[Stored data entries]

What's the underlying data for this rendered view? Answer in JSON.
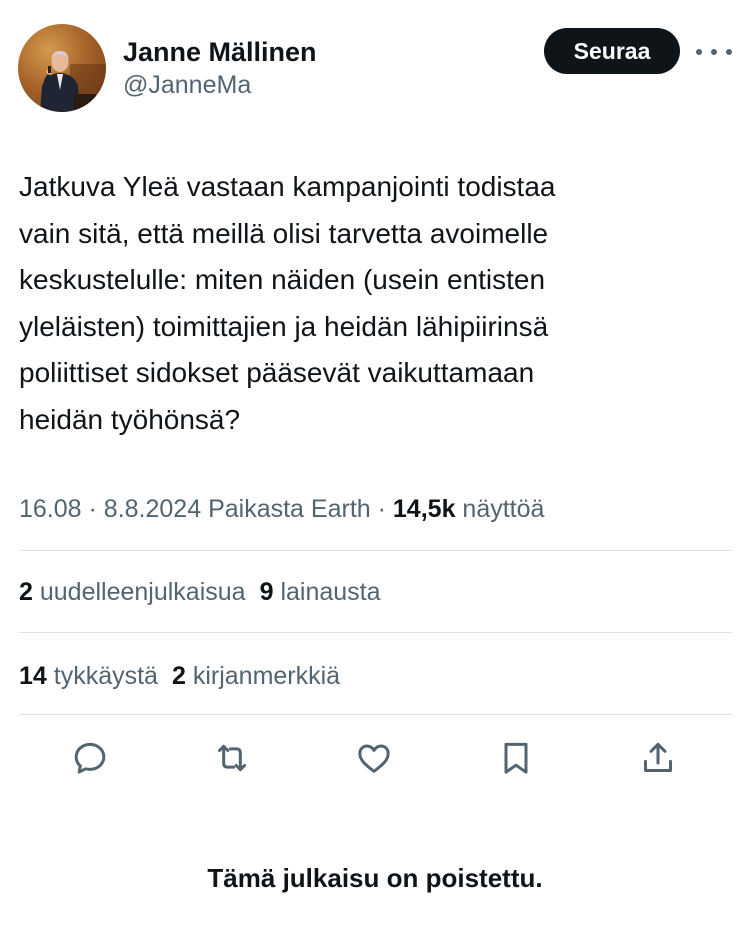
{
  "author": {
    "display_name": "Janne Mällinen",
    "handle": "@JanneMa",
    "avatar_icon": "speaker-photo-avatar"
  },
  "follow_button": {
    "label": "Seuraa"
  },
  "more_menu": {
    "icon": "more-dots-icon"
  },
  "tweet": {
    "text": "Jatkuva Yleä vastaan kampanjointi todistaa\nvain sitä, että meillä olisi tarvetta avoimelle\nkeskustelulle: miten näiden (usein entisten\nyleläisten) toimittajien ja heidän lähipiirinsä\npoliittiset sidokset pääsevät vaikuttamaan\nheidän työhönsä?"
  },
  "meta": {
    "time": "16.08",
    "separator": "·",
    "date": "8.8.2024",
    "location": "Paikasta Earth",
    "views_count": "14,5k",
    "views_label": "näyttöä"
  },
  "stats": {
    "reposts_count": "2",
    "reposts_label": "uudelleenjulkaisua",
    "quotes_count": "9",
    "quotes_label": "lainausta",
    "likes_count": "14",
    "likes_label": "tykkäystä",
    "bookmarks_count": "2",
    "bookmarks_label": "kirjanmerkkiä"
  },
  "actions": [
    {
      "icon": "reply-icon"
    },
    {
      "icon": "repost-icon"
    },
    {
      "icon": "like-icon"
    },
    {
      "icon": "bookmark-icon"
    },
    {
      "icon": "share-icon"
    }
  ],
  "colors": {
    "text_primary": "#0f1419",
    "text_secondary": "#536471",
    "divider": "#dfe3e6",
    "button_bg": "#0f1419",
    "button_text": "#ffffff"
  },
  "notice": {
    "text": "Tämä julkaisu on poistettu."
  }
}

| Exercise |
Print all entries exactly. The images do not belong in the copy.

| Complete output |
What's the underlying data for this rendered view? Answer in JSON.
{
  "author": {
    "display_name": "Janne Mällinen",
    "handle": "@JanneMa",
    "avatar_icon": "speaker-photo-avatar"
  },
  "follow_button": {
    "label": "Seuraa"
  },
  "more_menu": {
    "icon": "more-dots-icon"
  },
  "tweet": {
    "text": "Jatkuva Yleä vastaan kampanjointi todistaa\nvain sitä, että meillä olisi tarvetta avoimelle\nkeskustelulle: miten näiden (usein entisten\nyleläisten) toimittajien ja heidän lähipiirinsä\npoliittiset sidokset pääsevät vaikuttamaan\nheidän työhönsä?"
  },
  "meta": {
    "time": "16.08",
    "separator": "·",
    "date": "8.8.2024",
    "location": "Paikasta Earth",
    "views_count": "14,5k",
    "views_label": "näyttöä"
  },
  "stats": {
    "reposts_count": "2",
    "reposts_label": "uudelleenjulkaisua",
    "quotes_count": "9",
    "quotes_label": "lainausta",
    "likes_count": "14",
    "likes_label": "tykkäystä",
    "bookmarks_count": "2",
    "bookmarks_label": "kirjanmerkkiä"
  },
  "actions": [
    {
      "icon": "reply-icon"
    },
    {
      "icon": "repost-icon"
    },
    {
      "icon": "like-icon"
    },
    {
      "icon": "bookmark-icon"
    },
    {
      "icon": "share-icon"
    }
  ],
  "colors": {
    "text_primary": "#0f1419",
    "text_secondary": "#536471",
    "divider": "#dfe3e6",
    "button_bg": "#0f1419",
    "button_text": "#ffffff"
  },
  "notice": {
    "text": "Tämä julkaisu on poistettu."
  }
}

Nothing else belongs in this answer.